#### [Requirements]
Reproduce the entries in full, with no changes.

::: Extracted entries

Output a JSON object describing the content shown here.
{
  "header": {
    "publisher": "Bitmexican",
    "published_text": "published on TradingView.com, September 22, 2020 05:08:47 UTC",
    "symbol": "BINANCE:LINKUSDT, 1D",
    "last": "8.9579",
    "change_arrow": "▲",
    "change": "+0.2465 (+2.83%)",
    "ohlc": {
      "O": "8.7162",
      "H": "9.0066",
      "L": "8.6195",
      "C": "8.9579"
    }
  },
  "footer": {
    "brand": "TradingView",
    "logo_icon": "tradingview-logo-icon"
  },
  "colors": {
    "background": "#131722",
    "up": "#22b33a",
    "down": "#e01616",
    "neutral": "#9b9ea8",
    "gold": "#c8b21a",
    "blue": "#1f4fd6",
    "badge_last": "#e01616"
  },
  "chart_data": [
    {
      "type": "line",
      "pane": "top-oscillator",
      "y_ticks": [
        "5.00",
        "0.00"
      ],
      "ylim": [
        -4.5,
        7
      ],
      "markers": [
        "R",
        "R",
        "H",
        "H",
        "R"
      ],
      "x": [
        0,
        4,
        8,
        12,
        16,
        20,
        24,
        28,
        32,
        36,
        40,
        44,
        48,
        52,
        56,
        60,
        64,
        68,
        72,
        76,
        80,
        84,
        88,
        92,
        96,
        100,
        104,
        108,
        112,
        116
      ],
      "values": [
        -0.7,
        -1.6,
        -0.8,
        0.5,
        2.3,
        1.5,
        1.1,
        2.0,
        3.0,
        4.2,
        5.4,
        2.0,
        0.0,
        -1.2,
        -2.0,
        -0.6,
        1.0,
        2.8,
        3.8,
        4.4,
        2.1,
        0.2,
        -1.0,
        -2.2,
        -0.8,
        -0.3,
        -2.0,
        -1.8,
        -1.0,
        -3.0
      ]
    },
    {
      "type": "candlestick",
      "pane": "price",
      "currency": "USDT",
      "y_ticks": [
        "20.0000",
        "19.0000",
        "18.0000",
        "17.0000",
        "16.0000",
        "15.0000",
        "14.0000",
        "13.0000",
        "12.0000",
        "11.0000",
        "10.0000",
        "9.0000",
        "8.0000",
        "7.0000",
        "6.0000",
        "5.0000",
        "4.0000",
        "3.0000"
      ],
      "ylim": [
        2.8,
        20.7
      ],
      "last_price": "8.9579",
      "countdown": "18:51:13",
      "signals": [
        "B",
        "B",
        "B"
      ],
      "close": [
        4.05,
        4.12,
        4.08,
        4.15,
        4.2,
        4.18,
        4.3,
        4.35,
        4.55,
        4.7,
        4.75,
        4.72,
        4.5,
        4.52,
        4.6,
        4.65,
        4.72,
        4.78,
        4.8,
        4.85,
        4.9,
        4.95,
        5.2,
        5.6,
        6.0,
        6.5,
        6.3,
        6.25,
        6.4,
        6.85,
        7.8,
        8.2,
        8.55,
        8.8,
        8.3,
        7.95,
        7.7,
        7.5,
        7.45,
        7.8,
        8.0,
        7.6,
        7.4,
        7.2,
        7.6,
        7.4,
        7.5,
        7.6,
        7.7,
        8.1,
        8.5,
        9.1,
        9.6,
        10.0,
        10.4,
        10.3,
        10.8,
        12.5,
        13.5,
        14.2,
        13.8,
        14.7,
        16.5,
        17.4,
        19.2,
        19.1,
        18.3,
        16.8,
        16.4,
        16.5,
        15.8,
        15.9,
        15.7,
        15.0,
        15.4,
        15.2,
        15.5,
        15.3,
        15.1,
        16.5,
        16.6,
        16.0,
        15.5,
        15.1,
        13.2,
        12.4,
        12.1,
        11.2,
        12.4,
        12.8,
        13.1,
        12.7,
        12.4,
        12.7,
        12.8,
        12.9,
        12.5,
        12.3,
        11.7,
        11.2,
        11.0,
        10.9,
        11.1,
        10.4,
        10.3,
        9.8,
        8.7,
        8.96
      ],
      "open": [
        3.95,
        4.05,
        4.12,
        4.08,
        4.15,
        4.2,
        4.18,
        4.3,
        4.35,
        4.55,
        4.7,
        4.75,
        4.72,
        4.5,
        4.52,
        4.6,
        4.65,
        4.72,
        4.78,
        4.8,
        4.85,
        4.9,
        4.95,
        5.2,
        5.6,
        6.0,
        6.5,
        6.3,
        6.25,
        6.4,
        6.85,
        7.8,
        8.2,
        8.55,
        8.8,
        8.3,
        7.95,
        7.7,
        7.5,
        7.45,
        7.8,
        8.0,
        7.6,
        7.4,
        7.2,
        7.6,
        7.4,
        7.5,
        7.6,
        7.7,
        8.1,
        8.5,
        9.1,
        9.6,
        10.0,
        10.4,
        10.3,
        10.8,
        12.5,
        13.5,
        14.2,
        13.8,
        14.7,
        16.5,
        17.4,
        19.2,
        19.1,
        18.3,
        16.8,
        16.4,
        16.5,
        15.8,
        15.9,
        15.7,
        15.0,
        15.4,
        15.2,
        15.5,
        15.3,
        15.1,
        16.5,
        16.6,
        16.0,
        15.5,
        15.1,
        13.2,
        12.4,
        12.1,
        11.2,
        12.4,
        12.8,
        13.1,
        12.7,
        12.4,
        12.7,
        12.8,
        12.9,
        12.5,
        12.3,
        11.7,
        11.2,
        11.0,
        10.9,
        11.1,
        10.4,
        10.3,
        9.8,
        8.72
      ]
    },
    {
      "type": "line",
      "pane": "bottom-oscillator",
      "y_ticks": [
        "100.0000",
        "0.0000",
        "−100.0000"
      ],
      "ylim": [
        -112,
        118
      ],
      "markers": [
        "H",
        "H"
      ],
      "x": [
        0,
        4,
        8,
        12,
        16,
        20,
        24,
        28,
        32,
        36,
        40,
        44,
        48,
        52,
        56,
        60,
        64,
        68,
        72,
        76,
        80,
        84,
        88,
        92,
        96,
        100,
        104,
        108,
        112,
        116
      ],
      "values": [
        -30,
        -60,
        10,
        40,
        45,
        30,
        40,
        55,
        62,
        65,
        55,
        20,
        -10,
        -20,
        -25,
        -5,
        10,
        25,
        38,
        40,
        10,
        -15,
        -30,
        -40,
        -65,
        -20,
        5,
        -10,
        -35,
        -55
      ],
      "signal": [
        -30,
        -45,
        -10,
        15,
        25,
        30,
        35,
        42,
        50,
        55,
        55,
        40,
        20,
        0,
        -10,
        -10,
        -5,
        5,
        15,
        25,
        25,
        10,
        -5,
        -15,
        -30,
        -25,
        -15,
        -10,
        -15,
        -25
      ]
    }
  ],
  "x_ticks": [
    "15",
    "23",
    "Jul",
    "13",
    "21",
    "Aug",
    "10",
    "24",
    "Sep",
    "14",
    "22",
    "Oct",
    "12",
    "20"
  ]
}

::::::

#### [Solution to this exercise]
Output a JSON object describing the content shown here.
{
  "header": {
    "publisher": "Bitmexican",
    "published_text": "published on TradingView.com, September 22, 2020 05:08:47 UTC",
    "symbol": "BINANCE:LINKUSDT, 1D",
    "last": "8.9579",
    "change_arrow": "▲",
    "change": "+0.2465 (+2.83%)",
    "ohlc": {
      "O": "8.7162",
      "H": "9.0066",
      "L": "8.6195",
      "C": "8.9579"
    }
  },
  "footer": {
    "brand": "TradingView",
    "logo_icon": "tradingview-logo-icon"
  },
  "colors": {
    "background": "#131722",
    "up": "#22b33a",
    "down": "#e01616",
    "neutral": "#9b9ea8",
    "gold": "#c8b21a",
    "blue": "#1f4fd6",
    "badge_last": "#e01616"
  },
  "chart_data": [
    {
      "type": "line",
      "pane": "top-oscillator",
      "y_ticks": [
        "5.00",
        "0.00"
      ],
      "ylim": [
        -4.5,
        7
      ],
      "markers": [
        "R",
        "R",
        "H",
        "H",
        "R"
      ],
      "x": [
        0,
        4,
        8,
        12,
        16,
        20,
        24,
        28,
        32,
        36,
        40,
        44,
        48,
        52,
        56,
        60,
        64,
        68,
        72,
        76,
        80,
        84,
        88,
        92,
        96,
        100,
        104,
        108,
        112,
        116
      ],
      "values": [
        -0.7,
        -1.6,
        -0.8,
        0.5,
        2.3,
        1.5,
        1.1,
        2.0,
        3.0,
        4.2,
        5.4,
        2.0,
        0.0,
        -1.2,
        -2.0,
        -0.6,
        1.0,
        2.8,
        3.8,
        4.4,
        2.1,
        0.2,
        -1.0,
        -2.2,
        -0.8,
        -0.3,
        -2.0,
        -1.8,
        -1.0,
        -3.0
      ]
    },
    {
      "type": "candlestick",
      "pane": "price",
      "currency": "USDT",
      "y_ticks": [
        "20.0000",
        "19.0000",
        "18.0000",
        "17.0000",
        "16.0000",
        "15.0000",
        "14.0000",
        "13.0000",
        "12.0000",
        "11.0000",
        "10.0000",
        "9.0000",
        "8.0000",
        "7.0000",
        "6.0000",
        "5.0000",
        "4.0000",
        "3.0000"
      ],
      "ylim": [
        2.8,
        20.7
      ],
      "last_price": "8.9579",
      "countdown": "18:51:13",
      "signals": [
        "B",
        "B",
        "B"
      ],
      "close": [
        4.05,
        4.12,
        4.08,
        4.15,
        4.2,
        4.18,
        4.3,
        4.35,
        4.55,
        4.7,
        4.75,
        4.72,
        4.5,
        4.52,
        4.6,
        4.65,
        4.72,
        4.78,
        4.8,
        4.85,
        4.9,
        4.95,
        5.2,
        5.6,
        6.0,
        6.5,
        6.3,
        6.25,
        6.4,
        6.85,
        7.8,
        8.2,
        8.55,
        8.8,
        8.3,
        7.95,
        7.7,
        7.5,
        7.45,
        7.8,
        8.0,
        7.6,
        7.4,
        7.2,
        7.6,
        7.4,
        7.5,
        7.6,
        7.7,
        8.1,
        8.5,
        9.1,
        9.6,
        10.0,
        10.4,
        10.3,
        10.8,
        12.5,
        13.5,
        14.2,
        13.8,
        14.7,
        16.5,
        17.4,
        19.2,
        19.1,
        18.3,
        16.8,
        16.4,
        16.5,
        15.8,
        15.9,
        15.7,
        15.0,
        15.4,
        15.2,
        15.5,
        15.3,
        15.1,
        16.5,
        16.6,
        16.0,
        15.5,
        15.1,
        13.2,
        12.4,
        12.1,
        11.2,
        12.4,
        12.8,
        13.1,
        12.7,
        12.4,
        12.7,
        12.8,
        12.9,
        12.5,
        12.3,
        11.7,
        11.2,
        11.0,
        10.9,
        11.1,
        10.4,
        10.3,
        9.8,
        8.7,
        8.96
      ],
      "open": [
        3.95,
        4.05,
        4.12,
        4.08,
        4.15,
        4.2,
        4.18,
        4.3,
        4.35,
        4.55,
        4.7,
        4.75,
        4.72,
        4.5,
        4.52,
        4.6,
        4.65,
        4.72,
        4.78,
        4.8,
        4.85,
        4.9,
        4.95,
        5.2,
        5.6,
        6.0,
        6.5,
        6.3,
        6.25,
        6.4,
        6.85,
        7.8,
        8.2,
        8.55,
        8.8,
        8.3,
        7.95,
        7.7,
        7.5,
        7.45,
        7.8,
        8.0,
        7.6,
        7.4,
        7.2,
        7.6,
        7.4,
        7.5,
        7.6,
        7.7,
        8.1,
        8.5,
        9.1,
        9.6,
        10.0,
        10.4,
        10.3,
        10.8,
        12.5,
        13.5,
        14.2,
        13.8,
        14.7,
        16.5,
        17.4,
        19.2,
        19.1,
        18.3,
        16.8,
        16.4,
        16.5,
        15.8,
        15.9,
        15.7,
        15.0,
        15.4,
        15.2,
        15.5,
        15.3,
        15.1,
        16.5,
        16.6,
        16.0,
        15.5,
        15.1,
        13.2,
        12.4,
        12.1,
        11.2,
        12.4,
        12.8,
        13.1,
        12.7,
        12.4,
        12.7,
        12.8,
        12.9,
        12.5,
        12.3,
        11.7,
        11.2,
        11.0,
        10.9,
        11.1,
        10.4,
        10.3,
        9.8,
        8.72
      ]
    },
    {
      "type": "line",
      "pane": "bottom-oscillator",
      "y_ticks": [
        "100.0000",
        "0.0000",
        "−100.0000"
      ],
      "ylim": [
        -112,
        118
      ],
      "markers": [
        "H",
        "H"
      ],
      "x": [
        0,
        4,
        8,
        12,
        16,
        20,
        24,
        28,
        32,
        36,
        40,
        44,
        48,
        52,
        56,
        60,
        64,
        68,
        72,
        76,
        80,
        84,
        88,
        92,
        96,
        100,
        104,
        108,
        112,
        116
      ],
      "values": [
        -30,
        -60,
        10,
        40,
        45,
        30,
        40,
        55,
        62,
        65,
        55,
        20,
        -10,
        -20,
        -25,
        -5,
        10,
        25,
        38,
        40,
        10,
        -15,
        -30,
        -40,
        -65,
        -20,
        5,
        -10,
        -35,
        -55
      ],
      "signal": [
        -30,
        -45,
        -10,
        15,
        25,
        30,
        35,
        42,
        50,
        55,
        55,
        40,
        20,
        0,
        -10,
        -10,
        -5,
        5,
        15,
        25,
        25,
        10,
        -5,
        -15,
        -30,
        -25,
        -15,
        -10,
        -15,
        -25
      ]
    }
  ],
  "x_ticks": [
    "15",
    "23",
    "Jul",
    "13",
    "21",
    "Aug",
    "10",
    "24",
    "Sep",
    "14",
    "22",
    "Oct",
    "12",
    "20"
  ]
}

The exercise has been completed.